### What you are asked to do
In the data that follows, count every line holding the string "background" and give the count alone.

** BEGIN Information shown **

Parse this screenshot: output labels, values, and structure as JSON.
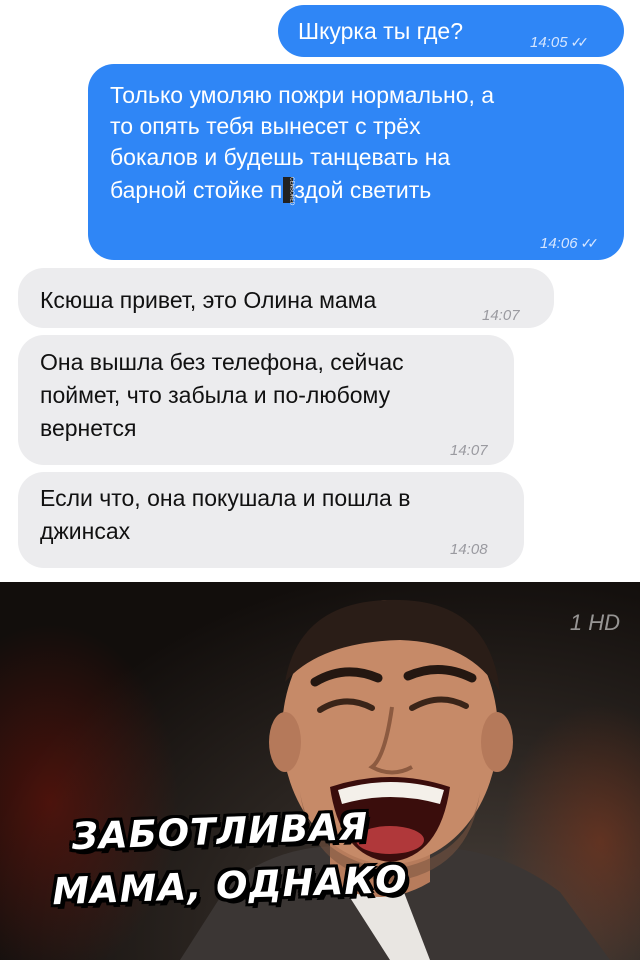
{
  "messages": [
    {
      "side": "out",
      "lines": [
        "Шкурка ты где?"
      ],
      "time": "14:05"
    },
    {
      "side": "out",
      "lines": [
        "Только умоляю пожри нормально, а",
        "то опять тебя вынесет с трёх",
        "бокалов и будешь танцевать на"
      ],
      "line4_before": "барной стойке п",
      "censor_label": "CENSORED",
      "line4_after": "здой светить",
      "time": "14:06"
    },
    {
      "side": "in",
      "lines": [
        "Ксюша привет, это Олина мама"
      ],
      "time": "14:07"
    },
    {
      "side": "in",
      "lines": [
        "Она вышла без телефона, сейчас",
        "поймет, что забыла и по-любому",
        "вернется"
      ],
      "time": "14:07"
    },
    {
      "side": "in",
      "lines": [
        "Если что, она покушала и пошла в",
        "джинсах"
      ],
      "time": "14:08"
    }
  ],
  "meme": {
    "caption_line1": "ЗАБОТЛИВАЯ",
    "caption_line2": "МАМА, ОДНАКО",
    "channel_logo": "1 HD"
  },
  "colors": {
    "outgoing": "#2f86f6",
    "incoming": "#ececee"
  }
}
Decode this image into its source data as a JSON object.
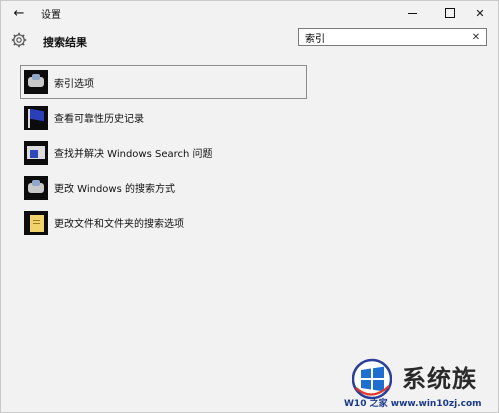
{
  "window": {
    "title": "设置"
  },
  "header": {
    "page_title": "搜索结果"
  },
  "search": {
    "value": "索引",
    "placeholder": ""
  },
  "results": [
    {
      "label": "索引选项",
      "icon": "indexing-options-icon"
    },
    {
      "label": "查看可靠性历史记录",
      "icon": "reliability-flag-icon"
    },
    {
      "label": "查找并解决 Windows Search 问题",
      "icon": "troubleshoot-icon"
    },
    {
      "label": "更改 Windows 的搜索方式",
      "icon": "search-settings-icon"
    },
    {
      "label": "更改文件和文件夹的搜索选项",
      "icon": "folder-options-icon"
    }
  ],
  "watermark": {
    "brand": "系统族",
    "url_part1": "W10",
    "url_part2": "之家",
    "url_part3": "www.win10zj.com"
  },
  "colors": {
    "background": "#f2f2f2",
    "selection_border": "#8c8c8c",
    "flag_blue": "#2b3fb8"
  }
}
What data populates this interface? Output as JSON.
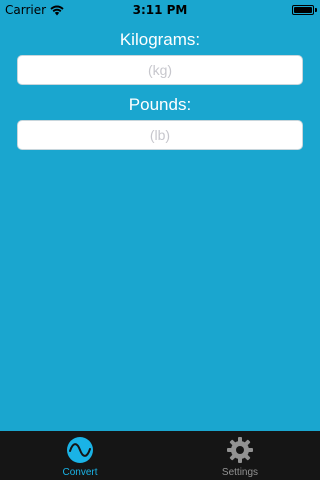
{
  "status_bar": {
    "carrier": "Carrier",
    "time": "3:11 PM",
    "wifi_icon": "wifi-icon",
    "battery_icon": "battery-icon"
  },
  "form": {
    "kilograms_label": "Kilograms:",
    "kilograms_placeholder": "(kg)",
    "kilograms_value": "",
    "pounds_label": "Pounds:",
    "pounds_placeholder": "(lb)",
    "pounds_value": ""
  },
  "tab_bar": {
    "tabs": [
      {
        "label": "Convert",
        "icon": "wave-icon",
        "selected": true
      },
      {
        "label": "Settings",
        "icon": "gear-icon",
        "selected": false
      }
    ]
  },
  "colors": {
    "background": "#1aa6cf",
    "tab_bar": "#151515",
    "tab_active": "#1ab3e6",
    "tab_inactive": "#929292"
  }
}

** END Information shown **
** BEGIN Information shown **

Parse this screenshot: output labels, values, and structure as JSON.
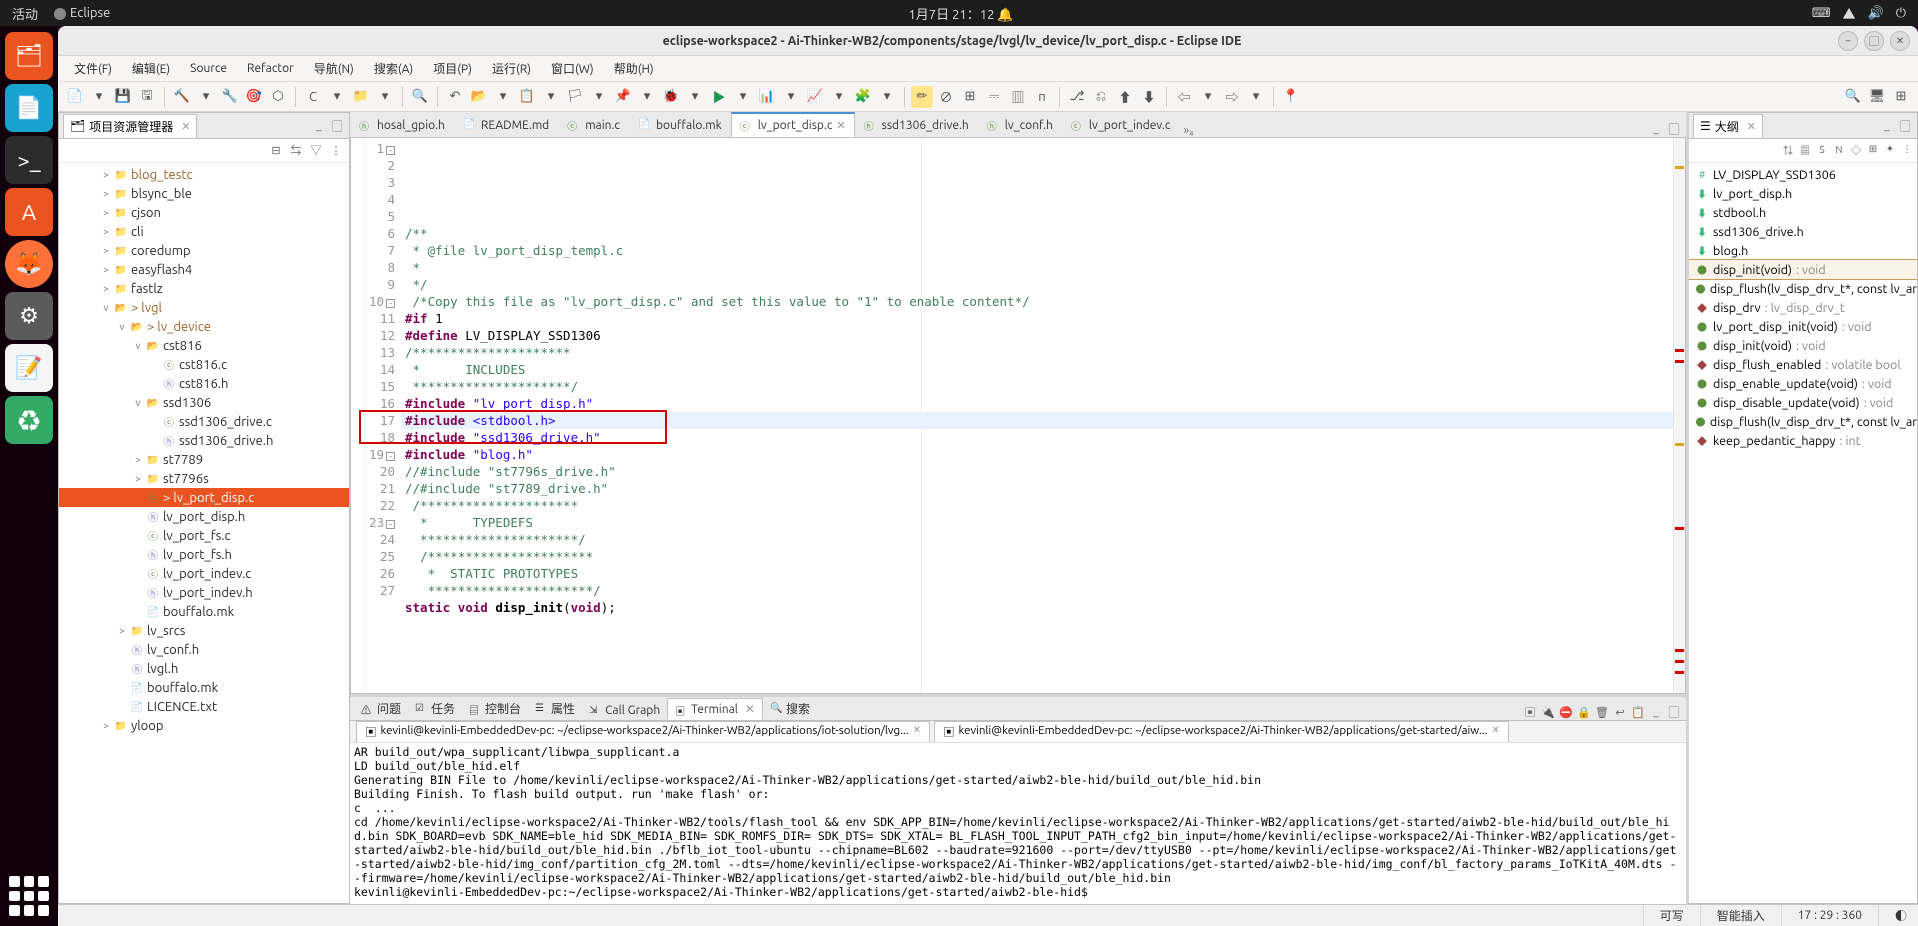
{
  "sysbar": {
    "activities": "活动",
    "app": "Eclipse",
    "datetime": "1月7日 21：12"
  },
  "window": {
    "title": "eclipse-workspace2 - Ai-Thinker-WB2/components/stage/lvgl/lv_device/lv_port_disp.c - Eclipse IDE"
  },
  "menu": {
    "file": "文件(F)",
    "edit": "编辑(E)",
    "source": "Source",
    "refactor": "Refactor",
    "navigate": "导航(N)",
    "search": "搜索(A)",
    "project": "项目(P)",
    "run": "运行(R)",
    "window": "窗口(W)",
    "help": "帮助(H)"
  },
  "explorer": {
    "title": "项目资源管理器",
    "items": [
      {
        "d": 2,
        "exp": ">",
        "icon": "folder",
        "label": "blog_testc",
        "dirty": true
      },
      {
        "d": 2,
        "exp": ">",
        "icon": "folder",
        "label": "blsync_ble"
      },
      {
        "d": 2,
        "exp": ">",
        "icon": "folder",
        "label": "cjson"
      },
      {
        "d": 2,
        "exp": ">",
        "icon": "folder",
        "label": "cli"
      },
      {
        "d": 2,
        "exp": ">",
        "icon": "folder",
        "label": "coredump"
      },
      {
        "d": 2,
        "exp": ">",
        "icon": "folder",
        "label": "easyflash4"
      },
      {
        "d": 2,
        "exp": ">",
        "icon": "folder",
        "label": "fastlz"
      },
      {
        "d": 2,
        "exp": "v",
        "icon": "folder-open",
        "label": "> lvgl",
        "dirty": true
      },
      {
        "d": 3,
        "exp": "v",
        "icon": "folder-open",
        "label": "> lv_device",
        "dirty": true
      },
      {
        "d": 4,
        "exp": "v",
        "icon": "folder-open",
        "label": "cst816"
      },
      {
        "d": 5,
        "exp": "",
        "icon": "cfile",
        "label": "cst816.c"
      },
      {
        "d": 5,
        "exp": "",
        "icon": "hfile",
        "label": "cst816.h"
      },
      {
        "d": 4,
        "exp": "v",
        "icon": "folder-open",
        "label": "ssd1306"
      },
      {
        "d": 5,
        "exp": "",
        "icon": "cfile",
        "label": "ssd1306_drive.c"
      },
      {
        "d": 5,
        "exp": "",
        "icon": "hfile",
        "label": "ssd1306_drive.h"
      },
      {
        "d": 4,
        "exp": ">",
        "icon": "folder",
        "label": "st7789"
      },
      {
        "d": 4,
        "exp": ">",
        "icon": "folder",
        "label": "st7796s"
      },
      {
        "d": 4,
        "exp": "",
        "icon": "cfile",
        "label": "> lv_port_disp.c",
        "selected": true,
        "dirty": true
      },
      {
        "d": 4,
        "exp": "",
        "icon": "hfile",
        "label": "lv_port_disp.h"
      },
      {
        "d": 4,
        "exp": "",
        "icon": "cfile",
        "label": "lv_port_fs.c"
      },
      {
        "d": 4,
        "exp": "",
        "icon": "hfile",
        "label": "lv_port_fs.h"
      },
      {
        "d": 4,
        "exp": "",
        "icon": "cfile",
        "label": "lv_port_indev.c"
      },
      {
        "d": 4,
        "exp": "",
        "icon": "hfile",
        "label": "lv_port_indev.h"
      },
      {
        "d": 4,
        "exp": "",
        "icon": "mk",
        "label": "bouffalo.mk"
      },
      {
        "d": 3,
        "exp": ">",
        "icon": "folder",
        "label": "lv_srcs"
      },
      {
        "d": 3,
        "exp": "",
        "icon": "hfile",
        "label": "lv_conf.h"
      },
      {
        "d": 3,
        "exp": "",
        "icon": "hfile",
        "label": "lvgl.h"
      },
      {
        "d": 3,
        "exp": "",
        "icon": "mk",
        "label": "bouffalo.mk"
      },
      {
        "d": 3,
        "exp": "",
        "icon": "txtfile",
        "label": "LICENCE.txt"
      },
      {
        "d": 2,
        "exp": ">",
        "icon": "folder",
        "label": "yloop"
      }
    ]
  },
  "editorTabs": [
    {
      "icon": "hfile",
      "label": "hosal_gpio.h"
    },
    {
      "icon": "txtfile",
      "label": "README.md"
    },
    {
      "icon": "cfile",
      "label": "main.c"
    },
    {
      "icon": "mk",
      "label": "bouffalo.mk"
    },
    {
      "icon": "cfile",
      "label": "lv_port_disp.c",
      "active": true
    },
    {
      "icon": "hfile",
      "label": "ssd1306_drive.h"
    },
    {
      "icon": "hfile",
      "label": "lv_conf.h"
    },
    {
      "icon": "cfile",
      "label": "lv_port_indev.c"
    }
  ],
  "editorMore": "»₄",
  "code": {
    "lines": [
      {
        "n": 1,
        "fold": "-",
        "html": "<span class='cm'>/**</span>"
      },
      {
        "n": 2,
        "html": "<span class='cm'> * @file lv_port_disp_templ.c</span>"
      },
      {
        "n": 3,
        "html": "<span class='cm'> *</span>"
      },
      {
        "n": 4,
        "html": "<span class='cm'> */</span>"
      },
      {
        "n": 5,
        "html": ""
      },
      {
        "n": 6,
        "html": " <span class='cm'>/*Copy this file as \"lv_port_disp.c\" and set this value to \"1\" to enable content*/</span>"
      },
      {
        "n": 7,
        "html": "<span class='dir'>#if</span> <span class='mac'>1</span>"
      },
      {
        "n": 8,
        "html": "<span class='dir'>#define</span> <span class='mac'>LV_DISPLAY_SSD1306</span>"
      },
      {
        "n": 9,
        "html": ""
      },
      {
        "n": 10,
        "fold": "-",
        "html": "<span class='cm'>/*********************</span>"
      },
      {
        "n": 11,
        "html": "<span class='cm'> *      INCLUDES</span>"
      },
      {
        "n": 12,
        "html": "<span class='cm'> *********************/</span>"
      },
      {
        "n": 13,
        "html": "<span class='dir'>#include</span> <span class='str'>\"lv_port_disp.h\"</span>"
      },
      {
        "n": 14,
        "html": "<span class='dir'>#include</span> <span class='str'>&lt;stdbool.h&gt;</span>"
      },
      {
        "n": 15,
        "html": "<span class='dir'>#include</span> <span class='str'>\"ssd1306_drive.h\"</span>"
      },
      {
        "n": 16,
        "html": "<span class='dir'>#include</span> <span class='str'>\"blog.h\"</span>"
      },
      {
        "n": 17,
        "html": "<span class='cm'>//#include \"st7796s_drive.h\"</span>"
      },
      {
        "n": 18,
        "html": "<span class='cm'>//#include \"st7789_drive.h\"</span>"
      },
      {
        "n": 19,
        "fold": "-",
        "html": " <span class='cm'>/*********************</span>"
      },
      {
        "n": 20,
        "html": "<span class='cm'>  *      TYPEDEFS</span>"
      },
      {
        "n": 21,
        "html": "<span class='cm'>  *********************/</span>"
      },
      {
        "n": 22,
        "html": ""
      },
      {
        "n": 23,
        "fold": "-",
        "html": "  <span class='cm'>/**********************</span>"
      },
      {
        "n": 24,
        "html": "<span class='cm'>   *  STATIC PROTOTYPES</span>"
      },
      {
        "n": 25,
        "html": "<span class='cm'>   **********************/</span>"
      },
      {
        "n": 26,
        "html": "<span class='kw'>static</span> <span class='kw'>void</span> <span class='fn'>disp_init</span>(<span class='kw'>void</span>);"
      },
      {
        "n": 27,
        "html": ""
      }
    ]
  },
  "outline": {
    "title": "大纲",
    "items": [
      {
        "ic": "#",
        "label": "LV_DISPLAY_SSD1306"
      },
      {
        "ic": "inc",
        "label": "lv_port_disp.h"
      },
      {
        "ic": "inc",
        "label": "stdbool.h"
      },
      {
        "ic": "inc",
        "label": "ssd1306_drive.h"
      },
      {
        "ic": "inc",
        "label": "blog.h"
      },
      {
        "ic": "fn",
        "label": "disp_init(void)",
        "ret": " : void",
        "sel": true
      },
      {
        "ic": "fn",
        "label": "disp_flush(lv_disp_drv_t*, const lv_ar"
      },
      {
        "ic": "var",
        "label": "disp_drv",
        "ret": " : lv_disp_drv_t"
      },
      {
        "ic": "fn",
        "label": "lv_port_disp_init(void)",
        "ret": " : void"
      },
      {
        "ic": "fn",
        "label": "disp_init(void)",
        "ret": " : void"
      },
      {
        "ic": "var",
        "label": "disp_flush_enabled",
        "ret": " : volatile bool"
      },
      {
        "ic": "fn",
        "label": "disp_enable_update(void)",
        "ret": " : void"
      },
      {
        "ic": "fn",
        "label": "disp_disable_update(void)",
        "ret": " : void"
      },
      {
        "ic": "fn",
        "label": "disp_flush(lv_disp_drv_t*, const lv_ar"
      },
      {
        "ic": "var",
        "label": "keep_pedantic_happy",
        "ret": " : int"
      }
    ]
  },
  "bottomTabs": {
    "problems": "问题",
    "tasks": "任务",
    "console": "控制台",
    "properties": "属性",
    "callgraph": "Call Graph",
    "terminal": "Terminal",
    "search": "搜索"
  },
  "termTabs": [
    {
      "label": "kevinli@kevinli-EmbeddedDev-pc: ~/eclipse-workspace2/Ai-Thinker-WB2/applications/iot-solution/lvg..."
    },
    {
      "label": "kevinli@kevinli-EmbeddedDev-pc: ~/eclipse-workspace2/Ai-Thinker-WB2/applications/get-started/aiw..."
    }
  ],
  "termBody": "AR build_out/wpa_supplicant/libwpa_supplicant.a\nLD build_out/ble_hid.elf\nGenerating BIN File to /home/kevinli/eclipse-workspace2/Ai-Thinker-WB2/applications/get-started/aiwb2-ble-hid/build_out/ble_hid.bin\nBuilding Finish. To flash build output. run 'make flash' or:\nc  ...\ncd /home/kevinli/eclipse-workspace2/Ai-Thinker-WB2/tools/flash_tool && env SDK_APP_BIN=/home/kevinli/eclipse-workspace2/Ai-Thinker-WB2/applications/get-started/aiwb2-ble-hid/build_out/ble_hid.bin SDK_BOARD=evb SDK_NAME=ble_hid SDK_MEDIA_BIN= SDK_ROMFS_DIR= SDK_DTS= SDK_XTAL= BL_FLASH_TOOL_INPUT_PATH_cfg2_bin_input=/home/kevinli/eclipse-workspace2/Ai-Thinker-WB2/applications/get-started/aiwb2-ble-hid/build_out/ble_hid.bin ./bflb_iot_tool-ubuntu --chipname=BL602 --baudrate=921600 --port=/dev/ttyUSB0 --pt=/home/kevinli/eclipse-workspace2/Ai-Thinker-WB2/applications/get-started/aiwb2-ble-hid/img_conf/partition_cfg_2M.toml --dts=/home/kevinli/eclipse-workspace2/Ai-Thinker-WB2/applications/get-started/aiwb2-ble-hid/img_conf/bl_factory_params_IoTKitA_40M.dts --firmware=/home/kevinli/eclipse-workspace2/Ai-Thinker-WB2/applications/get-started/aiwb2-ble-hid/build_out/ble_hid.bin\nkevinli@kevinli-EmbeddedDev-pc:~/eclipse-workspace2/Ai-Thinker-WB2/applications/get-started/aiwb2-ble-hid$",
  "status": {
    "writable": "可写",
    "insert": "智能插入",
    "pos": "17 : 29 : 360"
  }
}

** END Information shown **
** BEGIN Information shown **

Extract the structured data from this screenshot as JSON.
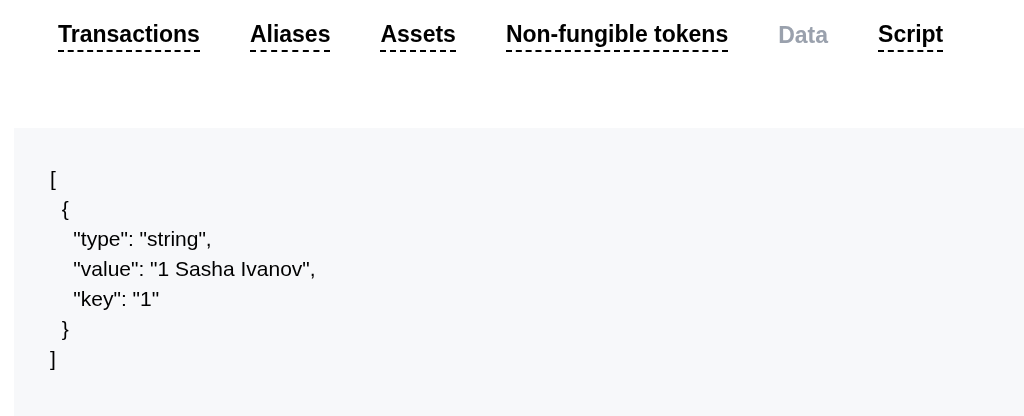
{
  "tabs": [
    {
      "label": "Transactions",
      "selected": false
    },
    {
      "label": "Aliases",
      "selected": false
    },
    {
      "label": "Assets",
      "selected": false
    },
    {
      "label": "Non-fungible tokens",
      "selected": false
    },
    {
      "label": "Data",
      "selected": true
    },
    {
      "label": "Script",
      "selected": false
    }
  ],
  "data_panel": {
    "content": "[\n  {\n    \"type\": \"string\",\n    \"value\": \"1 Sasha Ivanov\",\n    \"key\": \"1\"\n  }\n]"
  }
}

** END Information shown **

### Result of the exercise
2